Figure content listings
****************
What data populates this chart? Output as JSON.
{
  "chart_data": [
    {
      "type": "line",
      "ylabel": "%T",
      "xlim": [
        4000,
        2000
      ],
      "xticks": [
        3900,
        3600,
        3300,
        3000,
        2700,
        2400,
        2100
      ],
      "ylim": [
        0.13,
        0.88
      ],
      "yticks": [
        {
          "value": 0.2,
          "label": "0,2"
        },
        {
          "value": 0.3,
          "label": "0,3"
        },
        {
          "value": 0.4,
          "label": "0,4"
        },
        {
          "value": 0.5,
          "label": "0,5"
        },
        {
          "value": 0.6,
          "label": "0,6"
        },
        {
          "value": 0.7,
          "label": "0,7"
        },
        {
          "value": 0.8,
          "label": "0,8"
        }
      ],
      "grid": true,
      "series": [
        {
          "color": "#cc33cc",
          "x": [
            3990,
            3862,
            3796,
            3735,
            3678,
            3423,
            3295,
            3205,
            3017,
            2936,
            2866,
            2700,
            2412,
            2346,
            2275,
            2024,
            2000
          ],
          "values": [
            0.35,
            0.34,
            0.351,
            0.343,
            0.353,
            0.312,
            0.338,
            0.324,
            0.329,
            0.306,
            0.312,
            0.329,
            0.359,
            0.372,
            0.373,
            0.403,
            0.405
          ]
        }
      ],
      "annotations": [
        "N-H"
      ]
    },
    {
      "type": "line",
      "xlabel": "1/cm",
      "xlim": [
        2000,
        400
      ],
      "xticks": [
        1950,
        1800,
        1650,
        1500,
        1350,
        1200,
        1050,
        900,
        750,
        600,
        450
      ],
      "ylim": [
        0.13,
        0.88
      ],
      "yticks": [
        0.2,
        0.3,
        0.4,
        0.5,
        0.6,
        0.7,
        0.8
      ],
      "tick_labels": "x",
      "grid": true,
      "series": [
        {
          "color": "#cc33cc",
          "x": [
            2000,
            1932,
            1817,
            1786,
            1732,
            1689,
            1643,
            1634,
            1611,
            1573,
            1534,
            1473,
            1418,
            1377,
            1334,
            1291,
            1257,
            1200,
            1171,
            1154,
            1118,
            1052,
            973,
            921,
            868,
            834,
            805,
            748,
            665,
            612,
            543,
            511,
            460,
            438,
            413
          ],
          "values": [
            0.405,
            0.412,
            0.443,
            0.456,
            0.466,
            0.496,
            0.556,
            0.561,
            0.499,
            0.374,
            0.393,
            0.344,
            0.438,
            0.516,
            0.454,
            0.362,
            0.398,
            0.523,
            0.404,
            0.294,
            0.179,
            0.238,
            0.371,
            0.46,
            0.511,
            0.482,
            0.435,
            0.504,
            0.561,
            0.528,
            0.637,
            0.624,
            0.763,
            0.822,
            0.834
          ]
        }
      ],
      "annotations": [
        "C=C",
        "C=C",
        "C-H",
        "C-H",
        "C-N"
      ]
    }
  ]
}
****************
- The request
Print the entries exactly. Include every one.

- Result
What data populates this chart? Output as JSON.
{
  "chart_data": [
    {
      "type": "line",
      "ylabel": "%T",
      "xlim": [
        4000,
        2000
      ],
      "xticks": [
        3900,
        3600,
        3300,
        3000,
        2700,
        2400,
        2100
      ],
      "ylim": [
        0.13,
        0.88
      ],
      "yticks": [
        {
          "value": 0.2,
          "label": "0,2"
        },
        {
          "value": 0.3,
          "label": "0,3"
        },
        {
          "value": 0.4,
          "label": "0,4"
        },
        {
          "value": 0.5,
          "label": "0,5"
        },
        {
          "value": 0.6,
          "label": "0,6"
        },
        {
          "value": 0.7,
          "label": "0,7"
        },
        {
          "value": 0.8,
          "label": "0,8"
        }
      ],
      "grid": true,
      "series": [
        {
          "color": "#cc33cc",
          "x": [
            3990,
            3862,
            3796,
            3735,
            3678,
            3423,
            3295,
            3205,
            3017,
            2936,
            2866,
            2700,
            2412,
            2346,
            2275,
            2024,
            2000
          ],
          "values": [
            0.35,
            0.34,
            0.351,
            0.343,
            0.353,
            0.312,
            0.338,
            0.324,
            0.329,
            0.306,
            0.312,
            0.329,
            0.359,
            0.372,
            0.373,
            0.403,
            0.405
          ]
        }
      ],
      "annotations": [
        "N-H"
      ]
    },
    {
      "type": "line",
      "xlabel": "1/cm",
      "xlim": [
        2000,
        400
      ],
      "xticks": [
        1950,
        1800,
        1650,
        1500,
        1350,
        1200,
        1050,
        900,
        750,
        600,
        450
      ],
      "ylim": [
        0.13,
        0.88
      ],
      "yticks": [
        0.2,
        0.3,
        0.4,
        0.5,
        0.6,
        0.7,
        0.8
      ],
      "tick_labels": "x",
      "grid": true,
      "series": [
        {
          "color": "#cc33cc",
          "x": [
            2000,
            1932,
            1817,
            1786,
            1732,
            1689,
            1643,
            1634,
            1611,
            1573,
            1534,
            1473,
            1418,
            1377,
            1334,
            1291,
            1257,
            1200,
            1171,
            1154,
            1118,
            1052,
            973,
            921,
            868,
            834,
            805,
            748,
            665,
            612,
            543,
            511,
            460,
            438,
            413
          ],
          "values": [
            0.405,
            0.412,
            0.443,
            0.456,
            0.466,
            0.496,
            0.556,
            0.561,
            0.499,
            0.374,
            0.393,
            0.344,
            0.438,
            0.516,
            0.454,
            0.362,
            0.398,
            0.523,
            0.404,
            0.294,
            0.179,
            0.238,
            0.371,
            0.46,
            0.511,
            0.482,
            0.435,
            0.504,
            0.561,
            0.528,
            0.637,
            0.624,
            0.763,
            0.822,
            0.834
          ]
        }
      ],
      "annotations": [
        "C=C",
        "C=C",
        "C-H",
        "C-H",
        "C-N"
      ]
    }
  ]
}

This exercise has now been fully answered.